Short task — All of the records below need to be copied exactly.

Figure record extracts —
• • • • •

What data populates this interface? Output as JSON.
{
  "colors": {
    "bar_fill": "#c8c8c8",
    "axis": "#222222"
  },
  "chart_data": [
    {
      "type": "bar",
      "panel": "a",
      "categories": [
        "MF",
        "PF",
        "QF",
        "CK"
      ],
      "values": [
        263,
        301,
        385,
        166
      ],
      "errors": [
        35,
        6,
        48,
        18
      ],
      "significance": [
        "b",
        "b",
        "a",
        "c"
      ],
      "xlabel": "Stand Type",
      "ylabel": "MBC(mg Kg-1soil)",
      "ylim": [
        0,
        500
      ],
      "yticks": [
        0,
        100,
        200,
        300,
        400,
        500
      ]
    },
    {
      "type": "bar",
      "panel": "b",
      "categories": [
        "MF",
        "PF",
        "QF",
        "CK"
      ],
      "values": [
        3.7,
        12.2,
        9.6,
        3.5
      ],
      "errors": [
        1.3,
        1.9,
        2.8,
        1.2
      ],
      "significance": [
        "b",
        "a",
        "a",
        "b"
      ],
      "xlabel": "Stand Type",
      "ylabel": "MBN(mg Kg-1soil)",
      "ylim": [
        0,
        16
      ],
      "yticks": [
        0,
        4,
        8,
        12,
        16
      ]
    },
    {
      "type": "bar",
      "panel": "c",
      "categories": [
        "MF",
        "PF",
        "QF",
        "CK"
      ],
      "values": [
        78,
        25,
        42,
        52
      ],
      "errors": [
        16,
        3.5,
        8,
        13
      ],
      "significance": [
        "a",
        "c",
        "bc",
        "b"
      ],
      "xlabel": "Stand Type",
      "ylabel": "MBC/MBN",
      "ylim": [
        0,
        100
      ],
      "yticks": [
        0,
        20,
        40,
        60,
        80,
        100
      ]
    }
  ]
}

• • • • •

Full output —
What data populates this interface? Output as JSON.
{
  "colors": {
    "bar_fill": "#c8c8c8",
    "axis": "#222222"
  },
  "chart_data": [
    {
      "type": "bar",
      "panel": "a",
      "categories": [
        "MF",
        "PF",
        "QF",
        "CK"
      ],
      "values": [
        263,
        301,
        385,
        166
      ],
      "errors": [
        35,
        6,
        48,
        18
      ],
      "significance": [
        "b",
        "b",
        "a",
        "c"
      ],
      "xlabel": "Stand Type",
      "ylabel": "MBC(mg Kg-1soil)",
      "ylim": [
        0,
        500
      ],
      "yticks": [
        0,
        100,
        200,
        300,
        400,
        500
      ]
    },
    {
      "type": "bar",
      "panel": "b",
      "categories": [
        "MF",
        "PF",
        "QF",
        "CK"
      ],
      "values": [
        3.7,
        12.2,
        9.6,
        3.5
      ],
      "errors": [
        1.3,
        1.9,
        2.8,
        1.2
      ],
      "significance": [
        "b",
        "a",
        "a",
        "b"
      ],
      "xlabel": "Stand Type",
      "ylabel": "MBN(mg Kg-1soil)",
      "ylim": [
        0,
        16
      ],
      "yticks": [
        0,
        4,
        8,
        12,
        16
      ]
    },
    {
      "type": "bar",
      "panel": "c",
      "categories": [
        "MF",
        "PF",
        "QF",
        "CK"
      ],
      "values": [
        78,
        25,
        42,
        52
      ],
      "errors": [
        16,
        3.5,
        8,
        13
      ],
      "significance": [
        "a",
        "c",
        "bc",
        "b"
      ],
      "xlabel": "Stand Type",
      "ylabel": "MBC/MBN",
      "ylim": [
        0,
        100
      ],
      "yticks": [
        0,
        20,
        40,
        60,
        80,
        100
      ]
    }
  ]
}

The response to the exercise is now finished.